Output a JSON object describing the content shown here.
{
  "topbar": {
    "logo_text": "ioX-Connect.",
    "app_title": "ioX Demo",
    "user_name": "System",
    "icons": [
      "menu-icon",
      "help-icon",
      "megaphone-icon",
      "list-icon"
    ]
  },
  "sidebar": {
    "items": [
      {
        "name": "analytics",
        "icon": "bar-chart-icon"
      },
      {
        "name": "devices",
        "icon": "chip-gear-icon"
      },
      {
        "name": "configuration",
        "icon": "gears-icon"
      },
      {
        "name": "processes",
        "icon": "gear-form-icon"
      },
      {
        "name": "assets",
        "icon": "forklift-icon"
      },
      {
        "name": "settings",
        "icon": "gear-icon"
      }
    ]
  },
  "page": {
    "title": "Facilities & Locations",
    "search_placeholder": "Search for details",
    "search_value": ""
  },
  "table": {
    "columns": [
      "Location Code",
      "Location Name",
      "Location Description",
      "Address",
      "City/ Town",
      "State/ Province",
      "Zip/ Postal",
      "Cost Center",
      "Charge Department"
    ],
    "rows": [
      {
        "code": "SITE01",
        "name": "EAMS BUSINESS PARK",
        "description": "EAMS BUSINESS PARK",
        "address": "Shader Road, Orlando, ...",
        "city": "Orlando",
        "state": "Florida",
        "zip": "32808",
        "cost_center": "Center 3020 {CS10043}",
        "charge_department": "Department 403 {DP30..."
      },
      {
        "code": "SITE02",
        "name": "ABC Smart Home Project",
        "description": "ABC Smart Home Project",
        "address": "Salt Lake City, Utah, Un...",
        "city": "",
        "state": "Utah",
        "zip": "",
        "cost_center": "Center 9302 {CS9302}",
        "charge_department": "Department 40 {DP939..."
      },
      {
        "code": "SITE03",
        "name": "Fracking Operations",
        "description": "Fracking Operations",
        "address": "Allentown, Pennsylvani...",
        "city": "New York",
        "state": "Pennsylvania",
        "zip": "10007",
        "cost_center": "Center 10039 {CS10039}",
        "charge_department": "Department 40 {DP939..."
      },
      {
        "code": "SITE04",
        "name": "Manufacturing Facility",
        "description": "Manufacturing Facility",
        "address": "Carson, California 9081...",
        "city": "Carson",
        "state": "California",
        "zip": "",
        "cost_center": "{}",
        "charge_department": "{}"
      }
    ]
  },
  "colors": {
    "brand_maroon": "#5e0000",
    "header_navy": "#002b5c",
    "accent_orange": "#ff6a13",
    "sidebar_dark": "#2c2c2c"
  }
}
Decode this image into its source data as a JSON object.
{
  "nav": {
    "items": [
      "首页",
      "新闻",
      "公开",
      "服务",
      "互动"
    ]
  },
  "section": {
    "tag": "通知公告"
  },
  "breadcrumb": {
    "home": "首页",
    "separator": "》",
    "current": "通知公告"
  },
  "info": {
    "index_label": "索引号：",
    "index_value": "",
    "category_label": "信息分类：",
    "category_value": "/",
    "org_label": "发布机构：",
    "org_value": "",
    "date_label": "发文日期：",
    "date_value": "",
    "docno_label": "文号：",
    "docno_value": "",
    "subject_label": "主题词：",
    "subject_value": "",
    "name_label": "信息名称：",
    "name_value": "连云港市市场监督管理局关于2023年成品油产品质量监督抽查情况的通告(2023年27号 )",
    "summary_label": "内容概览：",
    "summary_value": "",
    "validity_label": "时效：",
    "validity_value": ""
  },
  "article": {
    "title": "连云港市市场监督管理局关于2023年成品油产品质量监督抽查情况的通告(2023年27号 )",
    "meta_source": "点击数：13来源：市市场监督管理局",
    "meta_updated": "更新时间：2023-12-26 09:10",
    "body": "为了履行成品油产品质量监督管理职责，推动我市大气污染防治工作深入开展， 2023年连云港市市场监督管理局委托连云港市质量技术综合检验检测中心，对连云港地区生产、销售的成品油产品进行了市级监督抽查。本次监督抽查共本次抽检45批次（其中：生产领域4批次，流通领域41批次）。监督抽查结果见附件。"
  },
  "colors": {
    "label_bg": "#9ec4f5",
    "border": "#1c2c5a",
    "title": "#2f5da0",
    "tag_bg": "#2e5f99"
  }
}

The task:
The whole listing above needs to be written out again exactly.

Solved problem:
Output a JSON object describing the content shown here.
{
  "topbar": {
    "logo_text": "ioX-Connect.",
    "app_title": "ioX Demo",
    "user_name": "System",
    "icons": [
      "menu-icon",
      "help-icon",
      "megaphone-icon",
      "list-icon"
    ]
  },
  "sidebar": {
    "items": [
      {
        "name": "analytics",
        "icon": "bar-chart-icon"
      },
      {
        "name": "devices",
        "icon": "chip-gear-icon"
      },
      {
        "name": "configuration",
        "icon": "gears-icon"
      },
      {
        "name": "processes",
        "icon": "gear-form-icon"
      },
      {
        "name": "assets",
        "icon": "forklift-icon"
      },
      {
        "name": "settings",
        "icon": "gear-icon"
      }
    ]
  },
  "page": {
    "title": "Facilities & Locations",
    "search_placeholder": "Search for details",
    "search_value": ""
  },
  "table": {
    "columns": [
      "Location Code",
      "Location Name",
      "Location Description",
      "Address",
      "City/ Town",
      "State/ Province",
      "Zip/ Postal",
      "Cost Center",
      "Charge Department"
    ],
    "rows": [
      {
        "code": "SITE01",
        "name": "EAMS BUSINESS PARK",
        "description": "EAMS BUSINESS PARK",
        "address": "Shader Road, Orlando, ...",
        "city": "Orlando",
        "state": "Florida",
        "zip": "32808",
        "cost_center": "Center 3020 {CS10043}",
        "charge_department": "Department 403 {DP30..."
      },
      {
        "code": "SITE02",
        "name": "ABC Smart Home Project",
        "description": "ABC Smart Home Project",
        "address": "Salt Lake City, Utah, Un...",
        "city": "",
        "state": "Utah",
        "zip": "",
        "cost_center": "Center 9302 {CS9302}",
        "charge_department": "Department 40 {DP939..."
      },
      {
        "code": "SITE03",
        "name": "Fracking Operations",
        "description": "Fracking Operations",
        "address": "Allentown, Pennsylvani...",
        "city": "New York",
        "state": "Pennsylvania",
        "zip": "10007",
        "cost_center": "Center 10039 {CS10039}",
        "charge_department": "Department 40 {DP939..."
      },
      {
        "code": "SITE04",
        "name": "Manufacturing Facility",
        "description": "Manufacturing Facility",
        "address": "Carson, California 9081...",
        "city": "Carson",
        "state": "California",
        "zip": "",
        "cost_center": "{}",
        "charge_department": "{}"
      }
    ]
  },
  "colors": {
    "brand_maroon": "#5e0000",
    "header_navy": "#002b5c",
    "accent_orange": "#ff6a13",
    "sidebar_dark": "#2c2c2c"
  }
}
Decode this image into its source data as a JSON object.
{
  "nav": {
    "items": [
      "首页",
      "新闻",
      "公开",
      "服务",
      "互动"
    ]
  },
  "section": {
    "tag": "通知公告"
  },
  "breadcrumb": {
    "home": "首页",
    "separator": "》",
    "current": "通知公告"
  },
  "info": {
    "index_label": "索引号：",
    "index_value": "",
    "category_label": "信息分类：",
    "category_value": "/",
    "org_label": "发布机构：",
    "org_value": "",
    "date_label": "发文日期：",
    "date_value": "",
    "docno_label": "文号：",
    "docno_value": "",
    "subject_label": "主题词：",
    "subject_value": "",
    "name_label": "信息名称：",
    "name_value": "连云港市市场监督管理局关于2023年成品油产品质量监督抽查情况的通告(2023年27号 )",
    "summary_label": "内容概览：",
    "summary_value": "",
    "validity_label": "时效：",
    "validity_value": ""
  },
  "article": {
    "title": "连云港市市场监督管理局关于2023年成品油产品质量监督抽查情况的通告(2023年27号 )",
    "meta_source": "点击数：13来源：市市场监督管理局",
    "meta_updated": "更新时间：2023-12-26 09:10",
    "body": "为了履行成品油产品质量监督管理职责，推动我市大气污染防治工作深入开展， 2023年连云港市市场监督管理局委托连云港市质量技术综合检验检测中心，对连云港地区生产、销售的成品油产品进行了市级监督抽查。本次监督抽查共本次抽检45批次（其中：生产领域4批次，流通领域41批次）。监督抽查结果见附件。"
  },
  "colors": {
    "label_bg": "#9ec4f5",
    "border": "#1c2c5a",
    "title": "#2f5da0",
    "tag_bg": "#2e5f99"
  }
}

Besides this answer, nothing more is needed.